> **WHAT YOU SHOULD DO**
All of the data below must be repeated exactly.

> **RECORDS PROVIDED**
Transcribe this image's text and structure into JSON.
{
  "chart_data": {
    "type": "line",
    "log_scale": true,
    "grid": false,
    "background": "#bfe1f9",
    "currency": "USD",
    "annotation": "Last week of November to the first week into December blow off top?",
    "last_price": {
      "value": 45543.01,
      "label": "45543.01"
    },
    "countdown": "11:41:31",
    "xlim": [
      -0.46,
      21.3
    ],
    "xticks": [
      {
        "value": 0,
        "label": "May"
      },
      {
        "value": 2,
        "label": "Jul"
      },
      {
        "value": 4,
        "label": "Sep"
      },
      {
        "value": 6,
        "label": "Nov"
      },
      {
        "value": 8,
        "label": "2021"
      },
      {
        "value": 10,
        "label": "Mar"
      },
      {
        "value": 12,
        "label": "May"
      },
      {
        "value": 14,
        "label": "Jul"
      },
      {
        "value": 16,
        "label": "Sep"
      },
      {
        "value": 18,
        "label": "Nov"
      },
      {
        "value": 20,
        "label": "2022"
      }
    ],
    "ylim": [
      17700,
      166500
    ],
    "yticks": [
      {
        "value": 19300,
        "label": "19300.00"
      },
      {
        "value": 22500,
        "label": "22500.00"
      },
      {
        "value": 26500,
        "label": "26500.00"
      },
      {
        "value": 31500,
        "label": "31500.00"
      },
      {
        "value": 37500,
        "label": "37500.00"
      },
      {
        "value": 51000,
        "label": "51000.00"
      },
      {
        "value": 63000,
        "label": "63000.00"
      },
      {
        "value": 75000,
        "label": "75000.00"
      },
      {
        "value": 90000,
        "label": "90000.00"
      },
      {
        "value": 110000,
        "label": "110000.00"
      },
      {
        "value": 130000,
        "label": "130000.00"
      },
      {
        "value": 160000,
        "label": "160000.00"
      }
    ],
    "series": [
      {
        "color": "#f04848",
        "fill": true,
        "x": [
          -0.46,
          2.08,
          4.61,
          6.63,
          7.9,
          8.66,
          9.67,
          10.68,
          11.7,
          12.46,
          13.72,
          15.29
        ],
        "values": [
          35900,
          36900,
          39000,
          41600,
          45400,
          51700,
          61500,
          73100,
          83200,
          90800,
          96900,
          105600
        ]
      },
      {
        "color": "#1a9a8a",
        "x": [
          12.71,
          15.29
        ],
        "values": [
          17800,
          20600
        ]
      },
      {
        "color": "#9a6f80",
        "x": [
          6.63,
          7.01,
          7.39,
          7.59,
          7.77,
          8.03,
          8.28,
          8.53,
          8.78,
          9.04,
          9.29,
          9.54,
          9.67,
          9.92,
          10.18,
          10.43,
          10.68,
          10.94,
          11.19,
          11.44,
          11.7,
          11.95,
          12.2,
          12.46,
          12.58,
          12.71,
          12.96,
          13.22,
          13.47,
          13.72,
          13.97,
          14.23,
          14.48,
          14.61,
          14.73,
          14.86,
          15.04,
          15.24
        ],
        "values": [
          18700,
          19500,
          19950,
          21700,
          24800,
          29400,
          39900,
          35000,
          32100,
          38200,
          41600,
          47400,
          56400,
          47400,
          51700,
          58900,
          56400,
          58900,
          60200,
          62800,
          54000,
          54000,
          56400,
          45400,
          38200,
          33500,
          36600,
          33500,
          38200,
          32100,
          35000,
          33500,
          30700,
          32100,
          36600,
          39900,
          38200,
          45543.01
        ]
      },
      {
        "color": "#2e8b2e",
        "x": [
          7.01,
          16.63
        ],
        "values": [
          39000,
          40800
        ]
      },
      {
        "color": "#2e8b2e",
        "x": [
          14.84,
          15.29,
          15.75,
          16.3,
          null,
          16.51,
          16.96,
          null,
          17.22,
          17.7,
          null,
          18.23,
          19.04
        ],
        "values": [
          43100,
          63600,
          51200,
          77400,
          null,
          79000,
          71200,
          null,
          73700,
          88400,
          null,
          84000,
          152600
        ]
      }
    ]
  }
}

> **EXERCISE SOLUTION**
Transcribe this image's text and structure into JSON.
{
  "chart_data": {
    "type": "line",
    "log_scale": true,
    "grid": false,
    "background": "#bfe1f9",
    "currency": "USD",
    "annotation": "Last week of November to the first week into December blow off top?",
    "last_price": {
      "value": 45543.01,
      "label": "45543.01"
    },
    "countdown": "11:41:31",
    "xlim": [
      -0.46,
      21.3
    ],
    "xticks": [
      {
        "value": 0,
        "label": "May"
      },
      {
        "value": 2,
        "label": "Jul"
      },
      {
        "value": 4,
        "label": "Sep"
      },
      {
        "value": 6,
        "label": "Nov"
      },
      {
        "value": 8,
        "label": "2021"
      },
      {
        "value": 10,
        "label": "Mar"
      },
      {
        "value": 12,
        "label": "May"
      },
      {
        "value": 14,
        "label": "Jul"
      },
      {
        "value": 16,
        "label": "Sep"
      },
      {
        "value": 18,
        "label": "Nov"
      },
      {
        "value": 20,
        "label": "2022"
      }
    ],
    "ylim": [
      17700,
      166500
    ],
    "yticks": [
      {
        "value": 19300,
        "label": "19300.00"
      },
      {
        "value": 22500,
        "label": "22500.00"
      },
      {
        "value": 26500,
        "label": "26500.00"
      },
      {
        "value": 31500,
        "label": "31500.00"
      },
      {
        "value": 37500,
        "label": "37500.00"
      },
      {
        "value": 51000,
        "label": "51000.00"
      },
      {
        "value": 63000,
        "label": "63000.00"
      },
      {
        "value": 75000,
        "label": "75000.00"
      },
      {
        "value": 90000,
        "label": "90000.00"
      },
      {
        "value": 110000,
        "label": "110000.00"
      },
      {
        "value": 130000,
        "label": "130000.00"
      },
      {
        "value": 160000,
        "label": "160000.00"
      }
    ],
    "series": [
      {
        "color": "#f04848",
        "fill": true,
        "x": [
          -0.46,
          2.08,
          4.61,
          6.63,
          7.9,
          8.66,
          9.67,
          10.68,
          11.7,
          12.46,
          13.72,
          15.29
        ],
        "values": [
          35900,
          36900,
          39000,
          41600,
          45400,
          51700,
          61500,
          73100,
          83200,
          90800,
          96900,
          105600
        ]
      },
      {
        "color": "#1a9a8a",
        "x": [
          12.71,
          15.29
        ],
        "values": [
          17800,
          20600
        ]
      },
      {
        "color": "#9a6f80",
        "x": [
          6.63,
          7.01,
          7.39,
          7.59,
          7.77,
          8.03,
          8.28,
          8.53,
          8.78,
          9.04,
          9.29,
          9.54,
          9.67,
          9.92,
          10.18,
          10.43,
          10.68,
          10.94,
          11.19,
          11.44,
          11.7,
          11.95,
          12.2,
          12.46,
          12.58,
          12.71,
          12.96,
          13.22,
          13.47,
          13.72,
          13.97,
          14.23,
          14.48,
          14.61,
          14.73,
          14.86,
          15.04,
          15.24
        ],
        "values": [
          18700,
          19500,
          19950,
          21700,
          24800,
          29400,
          39900,
          35000,
          32100,
          38200,
          41600,
          47400,
          56400,
          47400,
          51700,
          58900,
          56400,
          58900,
          60200,
          62800,
          54000,
          54000,
          56400,
          45400,
          38200,
          33500,
          36600,
          33500,
          38200,
          32100,
          35000,
          33500,
          30700,
          32100,
          36600,
          39900,
          38200,
          45543.01
        ]
      },
      {
        "color": "#2e8b2e",
        "x": [
          7.01,
          16.63
        ],
        "values": [
          39000,
          40800
        ]
      },
      {
        "color": "#2e8b2e",
        "x": [
          14.84,
          15.29,
          15.75,
          16.3,
          null,
          16.51,
          16.96,
          null,
          17.22,
          17.7,
          null,
          18.23,
          19.04
        ],
        "values": [
          43100,
          63600,
          51200,
          77400,
          null,
          79000,
          71200,
          null,
          73700,
          88400,
          null,
          84000,
          152600
        ]
      }
    ]
  }
}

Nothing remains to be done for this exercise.